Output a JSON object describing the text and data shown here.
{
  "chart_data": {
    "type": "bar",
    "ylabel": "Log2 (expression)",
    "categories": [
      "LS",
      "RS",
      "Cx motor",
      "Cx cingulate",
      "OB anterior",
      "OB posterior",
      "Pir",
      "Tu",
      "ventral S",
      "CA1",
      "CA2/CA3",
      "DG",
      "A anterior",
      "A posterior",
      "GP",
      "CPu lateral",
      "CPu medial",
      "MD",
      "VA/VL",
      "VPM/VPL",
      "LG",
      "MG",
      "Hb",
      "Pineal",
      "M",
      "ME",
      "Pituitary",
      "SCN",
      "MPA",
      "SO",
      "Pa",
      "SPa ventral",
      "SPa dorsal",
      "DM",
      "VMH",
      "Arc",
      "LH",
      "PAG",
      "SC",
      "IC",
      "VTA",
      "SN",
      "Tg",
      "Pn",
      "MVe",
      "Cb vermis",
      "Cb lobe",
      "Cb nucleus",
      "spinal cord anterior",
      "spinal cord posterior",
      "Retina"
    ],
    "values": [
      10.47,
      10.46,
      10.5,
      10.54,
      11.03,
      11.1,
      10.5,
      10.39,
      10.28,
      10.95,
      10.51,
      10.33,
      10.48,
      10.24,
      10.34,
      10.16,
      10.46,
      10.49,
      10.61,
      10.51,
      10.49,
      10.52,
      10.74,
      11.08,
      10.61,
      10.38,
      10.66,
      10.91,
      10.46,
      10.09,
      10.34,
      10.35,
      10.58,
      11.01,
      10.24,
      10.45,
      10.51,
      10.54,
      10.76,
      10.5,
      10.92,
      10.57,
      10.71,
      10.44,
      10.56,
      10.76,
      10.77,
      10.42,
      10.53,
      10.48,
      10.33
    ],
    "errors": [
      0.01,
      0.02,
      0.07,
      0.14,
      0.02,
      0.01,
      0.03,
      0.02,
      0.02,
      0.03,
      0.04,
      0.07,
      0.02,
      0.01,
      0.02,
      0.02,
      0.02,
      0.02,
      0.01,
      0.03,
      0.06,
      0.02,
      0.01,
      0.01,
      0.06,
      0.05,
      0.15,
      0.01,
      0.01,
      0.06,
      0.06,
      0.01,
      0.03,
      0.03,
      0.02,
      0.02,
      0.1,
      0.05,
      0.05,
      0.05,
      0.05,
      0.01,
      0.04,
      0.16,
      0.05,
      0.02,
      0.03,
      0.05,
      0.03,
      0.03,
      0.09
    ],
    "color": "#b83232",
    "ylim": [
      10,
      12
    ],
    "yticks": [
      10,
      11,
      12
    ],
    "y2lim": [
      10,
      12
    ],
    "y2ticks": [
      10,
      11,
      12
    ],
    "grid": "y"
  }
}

§ What the task requires
Copy every record above exactly as it appears.

§ Finished answer
Output a JSON object describing the text and data shown here.
{
  "chart_data": {
    "type": "bar",
    "ylabel": "Log2 (expression)",
    "categories": [
      "LS",
      "RS",
      "Cx motor",
      "Cx cingulate",
      "OB anterior",
      "OB posterior",
      "Pir",
      "Tu",
      "ventral S",
      "CA1",
      "CA2/CA3",
      "DG",
      "A anterior",
      "A posterior",
      "GP",
      "CPu lateral",
      "CPu medial",
      "MD",
      "VA/VL",
      "VPM/VPL",
      "LG",
      "MG",
      "Hb",
      "Pineal",
      "M",
      "ME",
      "Pituitary",
      "SCN",
      "MPA",
      "SO",
      "Pa",
      "SPa ventral",
      "SPa dorsal",
      "DM",
      "VMH",
      "Arc",
      "LH",
      "PAG",
      "SC",
      "IC",
      "VTA",
      "SN",
      "Tg",
      "Pn",
      "MVe",
      "Cb vermis",
      "Cb lobe",
      "Cb nucleus",
      "spinal cord anterior",
      "spinal cord posterior",
      "Retina"
    ],
    "values": [
      10.47,
      10.46,
      10.5,
      10.54,
      11.03,
      11.1,
      10.5,
      10.39,
      10.28,
      10.95,
      10.51,
      10.33,
      10.48,
      10.24,
      10.34,
      10.16,
      10.46,
      10.49,
      10.61,
      10.51,
      10.49,
      10.52,
      10.74,
      11.08,
      10.61,
      10.38,
      10.66,
      10.91,
      10.46,
      10.09,
      10.34,
      10.35,
      10.58,
      11.01,
      10.24,
      10.45,
      10.51,
      10.54,
      10.76,
      10.5,
      10.92,
      10.57,
      10.71,
      10.44,
      10.56,
      10.76,
      10.77,
      10.42,
      10.53,
      10.48,
      10.33
    ],
    "errors": [
      0.01,
      0.02,
      0.07,
      0.14,
      0.02,
      0.01,
      0.03,
      0.02,
      0.02,
      0.03,
      0.04,
      0.07,
      0.02,
      0.01,
      0.02,
      0.02,
      0.02,
      0.02,
      0.01,
      0.03,
      0.06,
      0.02,
      0.01,
      0.01,
      0.06,
      0.05,
      0.15,
      0.01,
      0.01,
      0.06,
      0.06,
      0.01,
      0.03,
      0.03,
      0.02,
      0.02,
      0.1,
      0.05,
      0.05,
      0.05,
      0.05,
      0.01,
      0.04,
      0.16,
      0.05,
      0.02,
      0.03,
      0.05,
      0.03,
      0.03,
      0.09
    ],
    "color": "#b83232",
    "ylim": [
      10,
      12
    ],
    "yticks": [
      10,
      11,
      12
    ],
    "y2lim": [
      10,
      12
    ],
    "y2ticks": [
      10,
      11,
      12
    ],
    "grid": "y"
  }
}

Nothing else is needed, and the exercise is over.